## What you are asked to do
Count how many lines of the material contain the string "title", then give that number and nothing more.
___ Provided data
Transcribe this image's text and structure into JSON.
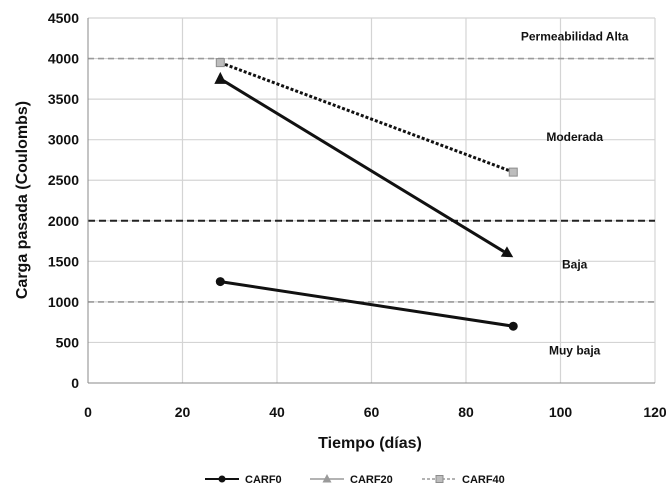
{
  "chart_data": {
    "type": "line",
    "xlabel": "Tiempo (días)",
    "ylabel": "Carga pasada (Coulombs)",
    "xlim": [
      0,
      120
    ],
    "ylim": [
      0,
      4500
    ],
    "x_ticks": [
      0,
      20,
      40,
      60,
      80,
      100,
      120
    ],
    "y_ticks": [
      0,
      500,
      1000,
      1500,
      2000,
      2500,
      3000,
      3500,
      4000,
      4500
    ],
    "grid": true,
    "legend_position": "bottom",
    "series": [
      {
        "name": "CARF0",
        "x": [
          28,
          90
        ],
        "y": [
          1250,
          700
        ],
        "style": "solid",
        "marker": "circle",
        "color": "#111111"
      },
      {
        "name": "CARF20",
        "x": [
          28,
          90
        ],
        "y": [
          3750,
          1550
        ],
        "style": "solid",
        "marker": "triangle",
        "color": "#111111"
      },
      {
        "name": "CARF40",
        "x": [
          28,
          90
        ],
        "y": [
          3950,
          2600
        ],
        "style": "dotted",
        "marker": "square",
        "color": "#111111"
      }
    ],
    "thresholds": [
      {
        "y": 4000,
        "style": "dashed-light"
      },
      {
        "y": 2000,
        "style": "dashed-dark"
      },
      {
        "y": 1000,
        "style": "dashed-light"
      }
    ],
    "zone_labels": [
      {
        "text": "Permeabilidad Alta",
        "x": 103,
        "y": 4270
      },
      {
        "text": "Moderada",
        "x": 103,
        "y": 3030
      },
      {
        "text": "Baja",
        "x": 103,
        "y": 1460
      },
      {
        "text": "Muy baja",
        "x": 103,
        "y": 400
      }
    ]
  }
}
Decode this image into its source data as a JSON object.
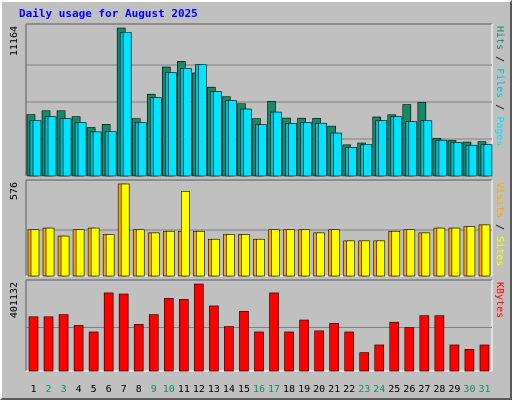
{
  "chart_data": {
    "type": "bar",
    "title": "Daily usage for August 2025",
    "categories": [
      "1",
      "2",
      "3",
      "4",
      "5",
      "6",
      "7",
      "8",
      "9",
      "10",
      "11",
      "12",
      "13",
      "14",
      "15",
      "16",
      "17",
      "18",
      "19",
      "20",
      "21",
      "22",
      "23",
      "24",
      "25",
      "26",
      "27",
      "28",
      "29",
      "30",
      "31"
    ],
    "weekend_days": [
      2,
      3,
      9,
      10,
      16,
      17,
      23,
      24,
      30,
      31
    ],
    "panels": [
      {
        "ymax_label": "11164",
        "ylim": [
          0,
          11164
        ],
        "right_labels": [
          "Pages",
          "Files",
          "Hits"
        ],
        "series": [
          {
            "name": "Hits",
            "color": "#138a6a",
            "values": [
              4630,
              4920,
              4920,
              4480,
              3660,
              3900,
              11164,
              4330,
              6170,
              8220,
              8650,
              7770,
              6700,
              5980,
              5450,
              4330,
              5630,
              4370,
              4360,
              4350,
              3760,
              2350,
              2490,
              4450,
              4620,
              5390,
              5560,
              2840,
              2680,
              2560,
              2590
            ]
          },
          {
            "name": "Files",
            "color": "#00bcd4",
            "values": [
              4170,
              4480,
              4330,
              4040,
              3330,
              3340,
              10840,
              4040,
              5920,
              7810,
              8120,
              8410,
              6370,
              5690,
              5050,
              3870,
              4820,
              3970,
              4040,
              3980,
              3240,
              2160,
              2390,
              4180,
              4470,
              4100,
              4170,
              2700,
              2520,
              2320,
              2360
            ]
          },
          {
            "name": "Pages",
            "color": "#00e5ff",
            "values": [
              4170,
              4480,
              4330,
              4040,
              3330,
              3340,
              10840,
              4040,
              5920,
              7810,
              8120,
              8410,
              6370,
              5690,
              5050,
              3870,
              4820,
              3970,
              4040,
              3980,
              3240,
              2160,
              2390,
              4180,
              4470,
              4100,
              4170,
              2700,
              2520,
              2320,
              2360
            ]
          }
        ]
      },
      {
        "ymax_label": "576",
        "ylim": [
          0,
          576
        ],
        "right_labels": [
          "Sites",
          "Visits"
        ],
        "series": [
          {
            "name": "Visits",
            "color": "#ffa500",
            "values": [
              290,
              300,
              250,
              290,
              300,
              260,
              576,
              290,
              270,
              280,
              280,
              280,
              230,
              260,
              260,
              230,
              290,
              290,
              290,
              270,
              290,
              220,
              220,
              220,
              280,
              290,
              270,
              300,
              300,
              310,
              320
            ]
          },
          {
            "name": "Sites",
            "color": "#ffff00",
            "values": [
              290,
              300,
              250,
              290,
              300,
              260,
              576,
              290,
              270,
              280,
              530,
              280,
              230,
              260,
              260,
              230,
              290,
              290,
              290,
              270,
              290,
              220,
              220,
              220,
              280,
              290,
              270,
              300,
              300,
              310,
              320
            ]
          }
        ]
      },
      {
        "ymax_label": "401132",
        "ylim": [
          0,
          401132
        ],
        "right_labels": [
          "KBytes"
        ],
        "series": [
          {
            "name": "KBytes",
            "color": "#ff0000",
            "values": [
              250000,
              250000,
              260000,
              210000,
              180000,
              360000,
              355000,
              215000,
              260000,
              335000,
              330000,
              401132,
              300000,
              205000,
              275000,
              180000,
              360000,
              180000,
              235000,
              185000,
              220000,
              180000,
              85000,
              120000,
              225000,
              200000,
              255000,
              255000,
              120000,
              100000,
              120000
            ]
          }
        ]
      }
    ],
    "colors": {
      "frame_bg": "#c0c0c0",
      "plot_bg": "#c0c0c0",
      "gridline": "#808080",
      "title": "#0000ff",
      "label_dark": "#000000",
      "weekend_label": "#138a6a",
      "outline": "#000000"
    }
  }
}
______
## Written answer
2